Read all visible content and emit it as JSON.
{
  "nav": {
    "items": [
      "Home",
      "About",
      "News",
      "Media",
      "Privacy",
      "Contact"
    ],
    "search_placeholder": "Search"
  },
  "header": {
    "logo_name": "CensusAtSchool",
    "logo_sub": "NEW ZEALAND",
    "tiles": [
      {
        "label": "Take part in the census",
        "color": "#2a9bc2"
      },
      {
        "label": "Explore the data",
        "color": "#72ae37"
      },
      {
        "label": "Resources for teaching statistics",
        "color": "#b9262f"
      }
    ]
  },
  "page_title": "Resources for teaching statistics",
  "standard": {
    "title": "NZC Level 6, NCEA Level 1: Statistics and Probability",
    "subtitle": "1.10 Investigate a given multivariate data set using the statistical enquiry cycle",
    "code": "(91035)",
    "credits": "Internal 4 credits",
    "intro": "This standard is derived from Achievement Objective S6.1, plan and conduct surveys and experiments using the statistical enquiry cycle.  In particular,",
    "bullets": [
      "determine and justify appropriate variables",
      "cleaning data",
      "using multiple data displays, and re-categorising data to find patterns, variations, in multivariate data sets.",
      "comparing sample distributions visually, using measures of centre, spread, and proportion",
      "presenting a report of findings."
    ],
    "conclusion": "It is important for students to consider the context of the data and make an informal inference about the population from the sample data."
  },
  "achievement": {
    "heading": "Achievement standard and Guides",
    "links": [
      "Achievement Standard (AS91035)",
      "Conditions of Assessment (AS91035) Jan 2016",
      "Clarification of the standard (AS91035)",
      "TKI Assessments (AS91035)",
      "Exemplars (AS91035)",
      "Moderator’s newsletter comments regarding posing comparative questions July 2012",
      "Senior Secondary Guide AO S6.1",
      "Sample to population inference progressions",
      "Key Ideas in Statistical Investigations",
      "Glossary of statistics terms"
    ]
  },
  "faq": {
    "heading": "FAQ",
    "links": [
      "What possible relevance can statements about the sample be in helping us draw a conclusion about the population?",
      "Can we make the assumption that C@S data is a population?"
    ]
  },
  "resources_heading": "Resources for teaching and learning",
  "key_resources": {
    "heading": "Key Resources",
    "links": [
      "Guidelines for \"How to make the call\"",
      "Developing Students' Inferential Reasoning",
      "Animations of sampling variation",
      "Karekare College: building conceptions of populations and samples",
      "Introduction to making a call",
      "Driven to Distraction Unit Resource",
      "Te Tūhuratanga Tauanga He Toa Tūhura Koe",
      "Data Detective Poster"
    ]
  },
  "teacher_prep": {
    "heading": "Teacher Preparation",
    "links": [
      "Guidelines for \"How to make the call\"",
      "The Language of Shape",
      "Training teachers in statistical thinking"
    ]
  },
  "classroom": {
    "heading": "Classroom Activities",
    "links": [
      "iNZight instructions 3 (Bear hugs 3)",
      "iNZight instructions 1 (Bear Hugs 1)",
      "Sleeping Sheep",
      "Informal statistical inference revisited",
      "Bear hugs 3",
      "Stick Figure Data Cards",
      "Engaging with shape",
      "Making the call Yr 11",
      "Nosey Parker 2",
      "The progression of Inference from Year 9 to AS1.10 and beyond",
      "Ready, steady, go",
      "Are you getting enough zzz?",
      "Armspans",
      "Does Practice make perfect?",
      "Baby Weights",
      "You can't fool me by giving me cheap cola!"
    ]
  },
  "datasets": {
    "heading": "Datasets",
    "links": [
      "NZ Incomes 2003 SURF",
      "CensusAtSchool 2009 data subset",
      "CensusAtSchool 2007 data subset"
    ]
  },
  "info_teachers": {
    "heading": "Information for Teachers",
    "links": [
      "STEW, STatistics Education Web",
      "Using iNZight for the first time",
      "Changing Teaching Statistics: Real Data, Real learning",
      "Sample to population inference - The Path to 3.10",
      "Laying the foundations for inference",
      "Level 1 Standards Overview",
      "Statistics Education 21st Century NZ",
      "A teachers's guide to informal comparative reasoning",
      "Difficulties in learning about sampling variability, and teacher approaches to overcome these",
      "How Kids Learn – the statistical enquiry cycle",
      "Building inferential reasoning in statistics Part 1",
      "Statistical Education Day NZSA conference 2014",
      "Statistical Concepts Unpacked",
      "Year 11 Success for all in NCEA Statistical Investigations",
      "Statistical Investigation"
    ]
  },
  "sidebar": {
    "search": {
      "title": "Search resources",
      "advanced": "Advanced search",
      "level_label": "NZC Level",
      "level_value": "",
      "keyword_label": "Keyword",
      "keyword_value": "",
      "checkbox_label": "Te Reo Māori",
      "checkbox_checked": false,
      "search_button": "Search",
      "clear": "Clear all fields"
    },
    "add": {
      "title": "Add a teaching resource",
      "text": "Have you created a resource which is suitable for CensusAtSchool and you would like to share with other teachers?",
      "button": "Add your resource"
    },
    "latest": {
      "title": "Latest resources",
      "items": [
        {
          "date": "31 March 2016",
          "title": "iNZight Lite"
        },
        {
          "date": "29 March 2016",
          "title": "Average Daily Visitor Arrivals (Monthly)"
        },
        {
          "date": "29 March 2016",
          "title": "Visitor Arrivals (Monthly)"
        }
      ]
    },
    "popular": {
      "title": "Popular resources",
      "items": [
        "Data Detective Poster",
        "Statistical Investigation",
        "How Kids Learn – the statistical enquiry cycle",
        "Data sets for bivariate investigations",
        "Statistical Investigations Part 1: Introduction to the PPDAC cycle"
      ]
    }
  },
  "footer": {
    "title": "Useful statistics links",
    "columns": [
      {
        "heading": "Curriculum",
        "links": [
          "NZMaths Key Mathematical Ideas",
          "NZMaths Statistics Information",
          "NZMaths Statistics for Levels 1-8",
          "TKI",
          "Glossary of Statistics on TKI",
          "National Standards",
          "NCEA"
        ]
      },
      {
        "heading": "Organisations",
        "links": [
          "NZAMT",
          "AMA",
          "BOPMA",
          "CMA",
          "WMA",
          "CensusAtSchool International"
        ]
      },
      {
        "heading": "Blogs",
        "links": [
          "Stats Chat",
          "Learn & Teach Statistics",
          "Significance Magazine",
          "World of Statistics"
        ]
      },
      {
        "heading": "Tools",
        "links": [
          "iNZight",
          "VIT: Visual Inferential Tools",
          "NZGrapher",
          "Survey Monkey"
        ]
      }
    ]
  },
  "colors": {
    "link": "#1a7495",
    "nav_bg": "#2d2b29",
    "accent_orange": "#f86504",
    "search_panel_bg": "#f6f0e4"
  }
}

────────

_Task objective:_ Extract every line containing the string "Glossary" from the material.

_Solved problem:_
      "Glossary of statistics terms"
          "Glossary of Statistics on TKI",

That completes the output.